▸ Problem to solve
Can you retype every record below exactly as written?

▸ Provided material
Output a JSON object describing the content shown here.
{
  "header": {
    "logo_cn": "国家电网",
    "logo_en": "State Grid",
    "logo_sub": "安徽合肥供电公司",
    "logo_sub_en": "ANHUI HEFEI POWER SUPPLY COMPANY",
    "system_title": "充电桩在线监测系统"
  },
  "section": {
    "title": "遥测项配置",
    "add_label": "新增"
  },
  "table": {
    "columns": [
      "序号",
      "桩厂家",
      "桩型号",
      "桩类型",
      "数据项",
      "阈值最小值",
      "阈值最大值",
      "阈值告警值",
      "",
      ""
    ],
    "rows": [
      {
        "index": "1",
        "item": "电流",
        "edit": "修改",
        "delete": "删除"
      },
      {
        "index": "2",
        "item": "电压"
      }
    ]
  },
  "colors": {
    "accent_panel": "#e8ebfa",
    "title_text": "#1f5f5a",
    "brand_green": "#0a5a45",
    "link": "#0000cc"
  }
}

▸ The answer
Output a JSON object describing the content shown here.
{
  "header": {
    "logo_cn": "国家电网",
    "logo_en": "State Grid",
    "logo_sub": "安徽合肥供电公司",
    "logo_sub_en": "ANHUI HEFEI POWER SUPPLY COMPANY",
    "system_title": "充电桩在线监测系统"
  },
  "section": {
    "title": "遥测项配置",
    "add_label": "新增"
  },
  "table": {
    "columns": [
      "序号",
      "桩厂家",
      "桩型号",
      "桩类型",
      "数据项",
      "阈值最小值",
      "阈值最大值",
      "阈值告警值",
      "",
      ""
    ],
    "rows": [
      {
        "index": "1",
        "item": "电流",
        "edit": "修改",
        "delete": "删除"
      },
      {
        "index": "2",
        "item": "电压"
      }
    ]
  },
  "colors": {
    "accent_panel": "#e8ebfa",
    "title_text": "#1f5f5a",
    "brand_green": "#0a5a45",
    "link": "#0000cc"
  }
}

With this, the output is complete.